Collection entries

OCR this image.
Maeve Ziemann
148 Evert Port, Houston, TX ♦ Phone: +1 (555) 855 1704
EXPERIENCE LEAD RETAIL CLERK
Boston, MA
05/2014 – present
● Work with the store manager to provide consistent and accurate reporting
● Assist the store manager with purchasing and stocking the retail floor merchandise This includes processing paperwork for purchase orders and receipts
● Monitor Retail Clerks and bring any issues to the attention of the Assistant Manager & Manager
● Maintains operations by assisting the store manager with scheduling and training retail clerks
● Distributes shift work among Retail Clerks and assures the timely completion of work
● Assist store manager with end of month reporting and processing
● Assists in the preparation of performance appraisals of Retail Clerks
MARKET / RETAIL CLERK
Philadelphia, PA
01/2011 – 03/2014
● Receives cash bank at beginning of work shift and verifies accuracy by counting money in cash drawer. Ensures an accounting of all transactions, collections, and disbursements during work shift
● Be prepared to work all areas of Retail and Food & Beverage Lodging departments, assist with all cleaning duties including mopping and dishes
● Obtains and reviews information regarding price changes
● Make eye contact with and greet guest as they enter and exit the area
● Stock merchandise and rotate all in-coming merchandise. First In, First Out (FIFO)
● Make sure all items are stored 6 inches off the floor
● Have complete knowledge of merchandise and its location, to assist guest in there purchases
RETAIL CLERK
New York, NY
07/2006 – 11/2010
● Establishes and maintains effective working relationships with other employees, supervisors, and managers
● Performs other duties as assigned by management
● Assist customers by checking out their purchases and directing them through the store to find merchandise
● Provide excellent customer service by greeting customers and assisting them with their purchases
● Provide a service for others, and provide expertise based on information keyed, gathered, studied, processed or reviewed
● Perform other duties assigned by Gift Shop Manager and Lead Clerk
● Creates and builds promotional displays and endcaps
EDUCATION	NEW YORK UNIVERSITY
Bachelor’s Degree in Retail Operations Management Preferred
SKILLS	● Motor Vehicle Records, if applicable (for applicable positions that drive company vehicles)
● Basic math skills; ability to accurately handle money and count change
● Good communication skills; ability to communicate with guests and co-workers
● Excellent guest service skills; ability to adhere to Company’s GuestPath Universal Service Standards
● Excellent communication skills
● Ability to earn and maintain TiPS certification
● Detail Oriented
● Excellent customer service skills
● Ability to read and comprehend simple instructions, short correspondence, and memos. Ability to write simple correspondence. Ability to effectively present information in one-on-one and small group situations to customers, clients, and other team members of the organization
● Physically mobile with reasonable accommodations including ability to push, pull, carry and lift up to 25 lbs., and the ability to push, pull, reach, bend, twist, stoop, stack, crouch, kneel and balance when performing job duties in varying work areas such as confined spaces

> SET TASK:
Reproduce each record exactly as it appears.

> SOLUTION TO THIS TASK:
OCR this image.
Maeve Ziemann
148 Evert Port, Houston, TX ♦ Phone: +1 (555) 855 1704
EXPERIENCE LEAD RETAIL CLERK
Boston, MA
05/2014 – present
● Work with the store manager to provide consistent and accurate reporting
● Assist the store manager with purchasing and stocking the retail floor merchandise This includes processing paperwork for purchase orders and receipts
● Monitor Retail Clerks and bring any issues to the attention of the Assistant Manager & Manager
● Maintains operations by assisting the store manager with scheduling and training retail clerks
● Distributes shift work among Retail Clerks and assures the timely completion of work
● Assist store manager with end of month reporting and processing
● Assists in the preparation of performance appraisals of Retail Clerks
MARKET / RETAIL CLERK
Philadelphia, PA
01/2011 – 03/2014
● Receives cash bank at beginning of work shift and verifies accuracy by counting money in cash drawer. Ensures an accounting of all transactions, collections, and disbursements during work shift
● Be prepared to work all areas of Retail and Food & Beverage Lodging departments, assist with all cleaning duties including mopping and dishes
● Obtains and reviews information regarding price changes
● Make eye contact with and greet guest as they enter and exit the area
● Stock merchandise and rotate all in-coming merchandise. First In, First Out (FIFO)
● Make sure all items are stored 6 inches off the floor
● Have complete knowledge of merchandise and its location, to assist guest in there purchases
RETAIL CLERK
New York, NY
07/2006 – 11/2010
● Establishes and maintains effective working relationships with other employees, supervisors, and managers
● Performs other duties as assigned by management
● Assist customers by checking out their purchases and directing them through the store to find merchandise
● Provide excellent customer service by greeting customers and assisting them with their purchases
● Provide a service for others, and provide expertise based on information keyed, gathered, studied, processed or reviewed
● Perform other duties assigned by Gift Shop Manager and Lead Clerk
● Creates and builds promotional displays and endcaps
EDUCATION	NEW YORK UNIVERSITY
Bachelor’s Degree in Retail Operations Management Preferred
SKILLS	● Motor Vehicle Records, if applicable (for applicable positions that drive company vehicles)
● Basic math skills; ability to accurately handle money and count change
● Good communication skills; ability to communicate with guests and co-workers
● Excellent guest service skills; ability to adhere to Company’s GuestPath Universal Service Standards
● Excellent communication skills
● Ability to earn and maintain TiPS certification
● Detail Oriented
● Excellent customer service skills
● Ability to read and comprehend simple instructions, short correspondence, and memos. Ability to write simple correspondence. Ability to effectively present information in one-on-one and small group situations to customers, clients, and other team members of the organization
● Physically mobile with reasonable accommodations including ability to push, pull, carry and lift up to 25 lbs., and the ability to push, pull, reach, bend, twist, stoop, stack, crouch, kneel and balance when performing job duties in varying work areas such as confined spaces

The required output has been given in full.